[Stored entries]
^^^^

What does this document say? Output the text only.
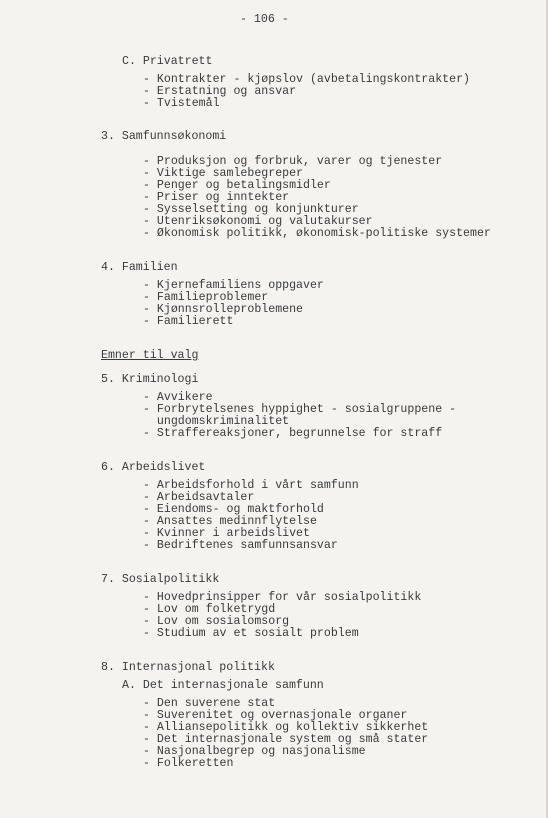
- 106 -
C. Privatrett
- Kontrakter - kjøpslov (avbetalingskontrakter)
- Erstatning og ansvar
- Tvistemål
3. Samfunnsøkonomi
- Produksjon og forbruk, varer og tjenester
- Viktige samlebegreper
- Penger og betalingsmidler
- Priser og inntekter
- Sysselsetting og konjunkturer
- Utenriksøkonomi og valutakurser
- Økonomisk politikk, økonomisk-politiske systemer
4. Familien
- Kjernefamiliens oppgaver
- Familieproblemer
- Kjønnsrolleproblemene
- Familierett
Emner til valg
5. Kriminologi
- Avvikere
- Forbrytelsenes hyppighet - sosialgruppene -
ungdomskriminalitet
- Straffereaksjoner, begrunnelse for straff
6. Arbeidslivet
- Arbeidsforhold i vårt samfunn
- Arbeidsavtaler
- Eiendoms- og maktforhold
- Ansattes medinnflytelse
- Kvinner i arbeidslivet
- Bedriftenes samfunnsansvar
7. Sosialpolitikk
- Hovedprinsipper for vår sosialpolitikk
- Lov om folketrygd
- Lov om sosialomsorg
- Studium av et sosialt problem
8. Internasjonal politikk
A. Det internasjonale samfunn
- Den suverene stat
- Suverenitet og overnasjonale organer
- Alliansepolitikk og kollektiv sikkerhet
- Det internasjonale system og små stater
- Nasjonalbegrep og nasjonalisme
- Folkeretten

^^^^

→ **Instructions for the task**
What is needed is an exact reproduction of the data, pictures excluded.

→ **Response to the task**
What does this document say? Output the text only.
- 106 -
C. Privatrett
- Kontrakter - kjøpslov (avbetalingskontrakter)
- Erstatning og ansvar
- Tvistemål
3. Samfunnsøkonomi
- Produksjon og forbruk, varer og tjenester
- Viktige samlebegreper
- Penger og betalingsmidler
- Priser og inntekter
- Sysselsetting og konjunkturer
- Utenriksøkonomi og valutakurser
- Økonomisk politikk, økonomisk-politiske systemer
4. Familien
- Kjernefamiliens oppgaver
- Familieproblemer
- Kjønnsrolleproblemene
- Familierett
Emner til valg
5. Kriminologi
- Avvikere
- Forbrytelsenes hyppighet - sosialgruppene -
ungdomskriminalitet
- Straffereaksjoner, begrunnelse for straff
6. Arbeidslivet
- Arbeidsforhold i vårt samfunn
- Arbeidsavtaler
- Eiendoms- og maktforhold
- Ansattes medinnflytelse
- Kvinner i arbeidslivet
- Bedriftenes samfunnsansvar
7. Sosialpolitikk
- Hovedprinsipper for vår sosialpolitikk
- Lov om folketrygd
- Lov om sosialomsorg
- Studium av et sosialt problem
8. Internasjonal politikk
A. Det internasjonale samfunn
- Den suverene stat
- Suverenitet og overnasjonale organer
- Alliansepolitikk og kollektiv sikkerhet
- Det internasjonale system og små stater
- Nasjonalbegrep og nasjonalisme
- Folkeretten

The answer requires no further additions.